- [Exercise inputs]:

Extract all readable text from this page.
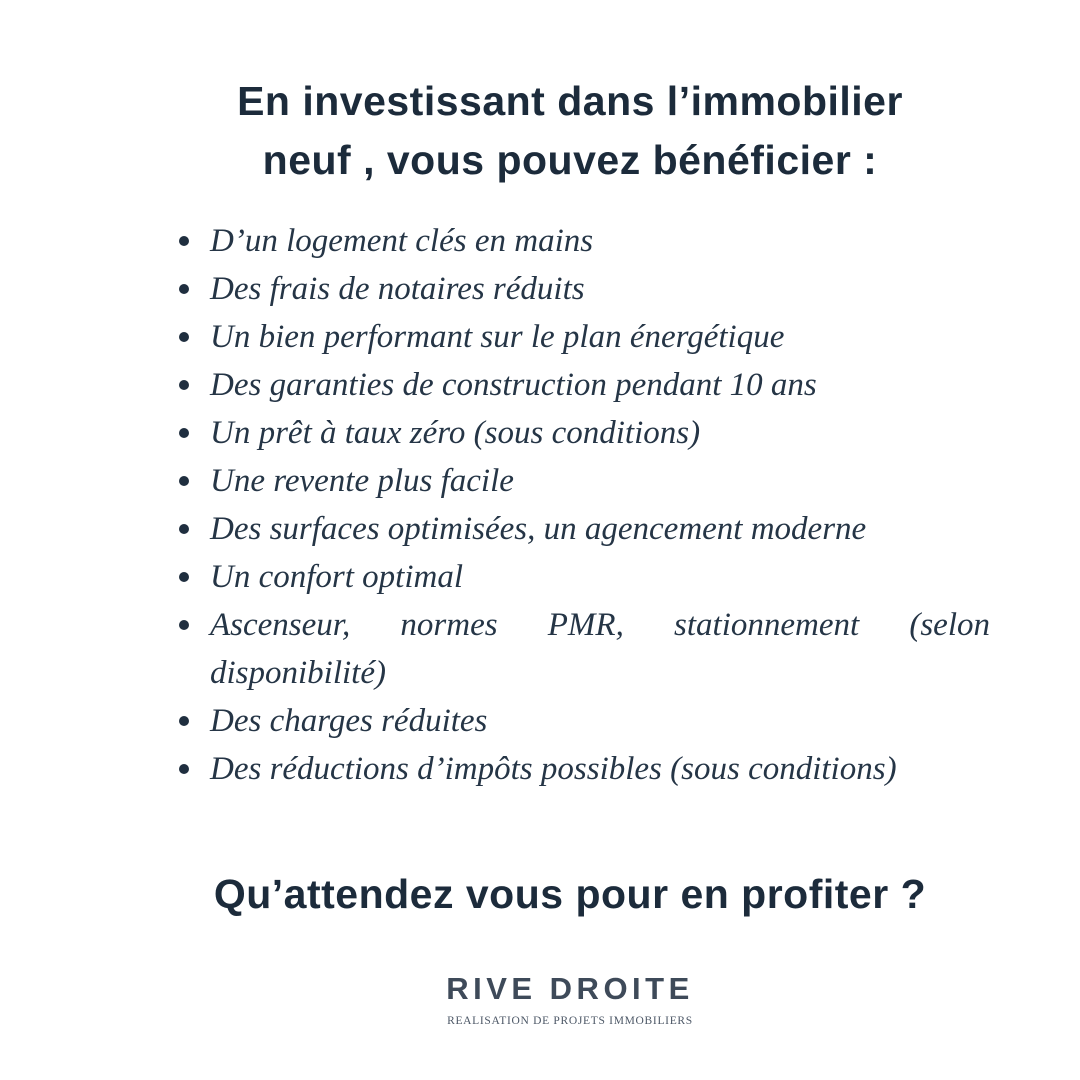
En investissant dans l’immobilier
neuf , vous pouvez bénéficier :
D’un logement clés en mains
Des frais de notaires réduits
Un bien performant sur le plan énergétique
Des garanties de construction pendant 10 ans
Un prêt à taux zéro (sous conditions)
Une revente plus facile
Des surfaces optimisées, un agencement moderne
Un confort optimal
Ascenseur, normes PMR, stationnement (selon disponibilité)
Des charges réduites
Des réductions d’impôts possibles (sous conditions)
Qu’attendez vous pour en profiter ?
RIVE DROITE
REALISATION DE PROJETS IMMOBILIERS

- [Task prompt]: Copy the material exactly. Do not include the pictures.

- [Result]:
Extract all readable text from this page.
En investissant dans l’immobilier
neuf , vous pouvez bénéficier :
D’un logement clés en mains
Des frais de notaires réduits
Un bien performant sur le plan énergétique
Des garanties de construction pendant 10 ans
Un prêt à taux zéro (sous conditions)
Une revente plus facile
Des surfaces optimisées, un agencement moderne
Un confort optimal
Ascenseur, normes PMR, stationnement (selon disponibilité)
Des charges réduites
Des réductions d’impôts possibles (sous conditions)
Qu’attendez vous pour en profiter ?
RIVE DROITE
REALISATION DE PROJETS IMMOBILIERS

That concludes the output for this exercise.